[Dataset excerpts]

** start **

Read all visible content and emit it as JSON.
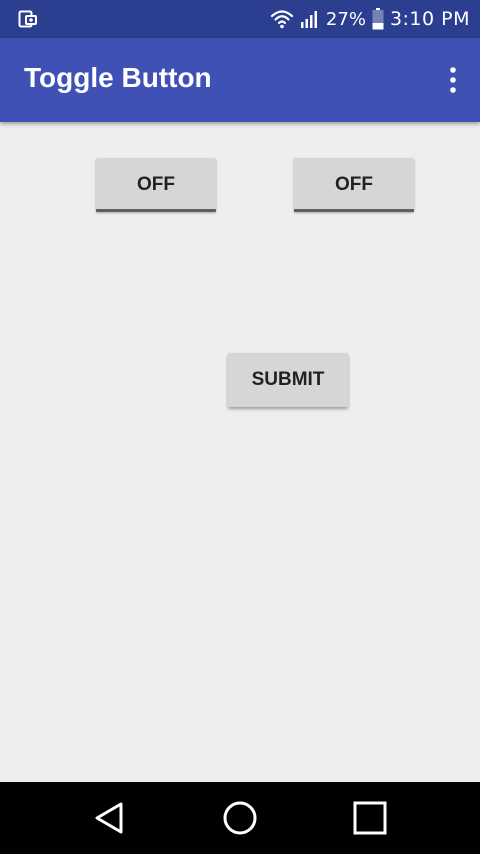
{
  "status_bar": {
    "battery_percent": "27%",
    "time": "3:10 PM",
    "icons": [
      "screenshot-notification-icon",
      "wifi-icon",
      "signal-icon",
      "battery-icon"
    ]
  },
  "app_bar": {
    "title": "Toggle Button",
    "menu_icon": "overflow-menu-icon"
  },
  "content": {
    "toggle1": {
      "label": "OFF",
      "checked": false
    },
    "toggle2": {
      "label": "OFF",
      "checked": false
    },
    "submit": {
      "label": "SUBMIT"
    }
  },
  "nav_bar": {
    "icons": [
      "back-icon",
      "home-icon",
      "recents-icon"
    ]
  },
  "colors": {
    "status_bar": "#2c3e8f",
    "app_bar": "#3f51b5",
    "background": "#eeeeee",
    "button": "#d6d6d6",
    "toggle_indicator_off": "#606060",
    "nav_bar": "#000000"
  }
}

** end **

Repeat all of the records verbatim, leaving out the pictures.

Expected output ▸
Read all visible content and emit it as JSON.
{
  "status_bar": {
    "battery_percent": "27%",
    "time": "3:10 PM",
    "icons": [
      "screenshot-notification-icon",
      "wifi-icon",
      "signal-icon",
      "battery-icon"
    ]
  },
  "app_bar": {
    "title": "Toggle Button",
    "menu_icon": "overflow-menu-icon"
  },
  "content": {
    "toggle1": {
      "label": "OFF",
      "checked": false
    },
    "toggle2": {
      "label": "OFF",
      "checked": false
    },
    "submit": {
      "label": "SUBMIT"
    }
  },
  "nav_bar": {
    "icons": [
      "back-icon",
      "home-icon",
      "recents-icon"
    ]
  },
  "colors": {
    "status_bar": "#2c3e8f",
    "app_bar": "#3f51b5",
    "background": "#eeeeee",
    "button": "#d6d6d6",
    "toggle_indicator_off": "#606060",
    "nav_bar": "#000000"
  }
}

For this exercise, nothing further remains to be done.